** start of Information provided **

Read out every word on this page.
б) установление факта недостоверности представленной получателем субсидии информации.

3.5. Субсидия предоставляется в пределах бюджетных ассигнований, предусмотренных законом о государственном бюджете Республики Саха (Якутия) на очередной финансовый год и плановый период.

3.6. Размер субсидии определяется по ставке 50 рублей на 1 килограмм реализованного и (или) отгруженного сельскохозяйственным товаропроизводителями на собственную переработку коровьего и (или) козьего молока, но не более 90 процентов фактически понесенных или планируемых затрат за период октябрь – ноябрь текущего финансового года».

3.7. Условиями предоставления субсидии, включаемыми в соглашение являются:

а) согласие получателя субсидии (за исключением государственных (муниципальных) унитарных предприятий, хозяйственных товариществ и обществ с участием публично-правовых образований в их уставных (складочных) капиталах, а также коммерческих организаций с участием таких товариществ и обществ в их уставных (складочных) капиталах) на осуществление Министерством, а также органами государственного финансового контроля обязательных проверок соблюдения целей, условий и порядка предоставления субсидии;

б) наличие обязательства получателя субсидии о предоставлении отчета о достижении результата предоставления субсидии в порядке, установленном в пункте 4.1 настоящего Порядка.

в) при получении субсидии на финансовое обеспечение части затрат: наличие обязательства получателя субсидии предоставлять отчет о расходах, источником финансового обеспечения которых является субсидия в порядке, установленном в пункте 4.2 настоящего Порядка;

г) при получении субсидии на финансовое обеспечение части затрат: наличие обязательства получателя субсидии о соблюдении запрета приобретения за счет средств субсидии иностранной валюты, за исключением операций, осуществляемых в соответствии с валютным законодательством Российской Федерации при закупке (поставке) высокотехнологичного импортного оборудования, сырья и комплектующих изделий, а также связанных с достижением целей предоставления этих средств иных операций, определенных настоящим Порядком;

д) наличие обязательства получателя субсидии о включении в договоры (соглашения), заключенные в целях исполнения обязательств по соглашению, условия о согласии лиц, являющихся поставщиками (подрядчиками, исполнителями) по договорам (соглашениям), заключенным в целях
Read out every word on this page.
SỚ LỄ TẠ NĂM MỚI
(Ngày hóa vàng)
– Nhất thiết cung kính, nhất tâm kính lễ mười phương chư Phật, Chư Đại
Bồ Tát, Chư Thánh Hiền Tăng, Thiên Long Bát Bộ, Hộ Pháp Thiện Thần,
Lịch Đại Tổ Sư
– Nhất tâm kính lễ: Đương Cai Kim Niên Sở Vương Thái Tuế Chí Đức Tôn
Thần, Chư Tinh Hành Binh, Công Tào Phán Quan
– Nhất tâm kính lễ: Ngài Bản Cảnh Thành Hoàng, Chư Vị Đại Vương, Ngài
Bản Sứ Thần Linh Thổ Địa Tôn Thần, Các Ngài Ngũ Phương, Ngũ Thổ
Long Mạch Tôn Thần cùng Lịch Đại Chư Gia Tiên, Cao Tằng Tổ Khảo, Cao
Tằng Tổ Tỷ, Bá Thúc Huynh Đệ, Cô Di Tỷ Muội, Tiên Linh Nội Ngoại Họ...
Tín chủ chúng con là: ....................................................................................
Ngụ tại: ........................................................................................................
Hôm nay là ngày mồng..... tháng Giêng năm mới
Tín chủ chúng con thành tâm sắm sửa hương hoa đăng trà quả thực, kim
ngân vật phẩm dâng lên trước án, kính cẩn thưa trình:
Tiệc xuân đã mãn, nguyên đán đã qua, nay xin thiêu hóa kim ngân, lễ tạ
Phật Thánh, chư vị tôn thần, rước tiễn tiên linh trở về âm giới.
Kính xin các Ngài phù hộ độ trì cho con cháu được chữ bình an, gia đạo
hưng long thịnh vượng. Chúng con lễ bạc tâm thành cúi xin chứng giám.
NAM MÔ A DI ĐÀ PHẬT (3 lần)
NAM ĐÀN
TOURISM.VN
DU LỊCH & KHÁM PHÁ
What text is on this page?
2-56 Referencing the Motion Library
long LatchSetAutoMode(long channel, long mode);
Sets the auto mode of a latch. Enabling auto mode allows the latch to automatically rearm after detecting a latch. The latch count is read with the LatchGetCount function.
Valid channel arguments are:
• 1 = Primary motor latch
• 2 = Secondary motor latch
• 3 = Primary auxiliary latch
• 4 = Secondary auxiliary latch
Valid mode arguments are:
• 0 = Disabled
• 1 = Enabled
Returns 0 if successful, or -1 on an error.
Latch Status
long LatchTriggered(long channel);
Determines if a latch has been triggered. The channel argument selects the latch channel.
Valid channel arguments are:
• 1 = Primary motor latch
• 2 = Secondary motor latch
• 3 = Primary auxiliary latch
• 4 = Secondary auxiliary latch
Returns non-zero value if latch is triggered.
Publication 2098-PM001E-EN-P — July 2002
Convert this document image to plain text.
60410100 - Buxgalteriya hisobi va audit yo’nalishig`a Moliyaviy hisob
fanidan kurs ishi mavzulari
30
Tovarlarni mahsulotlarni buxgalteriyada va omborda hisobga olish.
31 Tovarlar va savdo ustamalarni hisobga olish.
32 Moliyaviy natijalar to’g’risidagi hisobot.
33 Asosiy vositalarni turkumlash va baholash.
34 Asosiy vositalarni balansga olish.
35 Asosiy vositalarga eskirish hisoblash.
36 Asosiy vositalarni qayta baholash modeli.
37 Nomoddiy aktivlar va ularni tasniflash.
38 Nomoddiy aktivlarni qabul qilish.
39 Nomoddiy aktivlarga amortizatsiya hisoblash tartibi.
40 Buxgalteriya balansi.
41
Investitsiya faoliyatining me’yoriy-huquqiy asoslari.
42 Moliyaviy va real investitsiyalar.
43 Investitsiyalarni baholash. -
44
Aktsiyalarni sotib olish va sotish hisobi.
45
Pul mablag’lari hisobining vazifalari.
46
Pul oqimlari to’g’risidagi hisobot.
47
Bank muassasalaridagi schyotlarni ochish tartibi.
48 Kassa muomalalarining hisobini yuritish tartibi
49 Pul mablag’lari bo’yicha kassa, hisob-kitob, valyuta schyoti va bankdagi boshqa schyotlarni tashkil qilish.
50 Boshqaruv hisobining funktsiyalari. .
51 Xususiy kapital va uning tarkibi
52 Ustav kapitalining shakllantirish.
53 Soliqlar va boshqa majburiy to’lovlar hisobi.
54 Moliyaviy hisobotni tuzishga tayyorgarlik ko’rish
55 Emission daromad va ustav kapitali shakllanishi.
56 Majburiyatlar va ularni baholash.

** end of Information provided **

Exercise goal
Each line from the one with "Convert this document image to plain text." through the last line of the records must be written out word for word. Include nothing else.

The answer
Convert this document image to plain text.
60410100 - Buxgalteriya hisobi va audit yo’nalishig`a Moliyaviy hisob
fanidan kurs ishi mavzulari
30
Tovarlarni mahsulotlarni buxgalteriyada va omborda hisobga olish.
31 Tovarlar va savdo ustamalarni hisobga olish.
32 Moliyaviy natijalar to’g’risidagi hisobot.
33 Asosiy vositalarni turkumlash va baholash.
34 Asosiy vositalarni balansga olish.
35 Asosiy vositalarga eskirish hisoblash.
36 Asosiy vositalarni qayta baholash modeli.
37 Nomoddiy aktivlar va ularni tasniflash.
38 Nomoddiy aktivlarni qabul qilish.
39 Nomoddiy aktivlarga amortizatsiya hisoblash tartibi.
40 Buxgalteriya balansi.
41
Investitsiya faoliyatining me’yoriy-huquqiy asoslari.
42 Moliyaviy va real investitsiyalar.
43 Investitsiyalarni baholash. -
44
Aktsiyalarni sotib olish va sotish hisobi.
45
Pul mablag’lari hisobining vazifalari.
46
Pul oqimlari to’g’risidagi hisobot.
47
Bank muassasalaridagi schyotlarni ochish tartibi.
48 Kassa muomalalarining hisobini yuritish tartibi
49 Pul mablag’lari bo’yicha kassa, hisob-kitob, valyuta schyoti va bankdagi boshqa schyotlarni tashkil qilish.
50 Boshqaruv hisobining funktsiyalari. .
51 Xususiy kapital va uning tarkibi
52 Ustav kapitalining shakllantirish.
53 Soliqlar va boshqa majburiy to’lovlar hisobi.
54 Moliyaviy hisobotni tuzishga tayyorgarlik ko’rish
55 Emission daromad va ustav kapitali shakllanishi.
56 Majburiyatlar va ularni baholash.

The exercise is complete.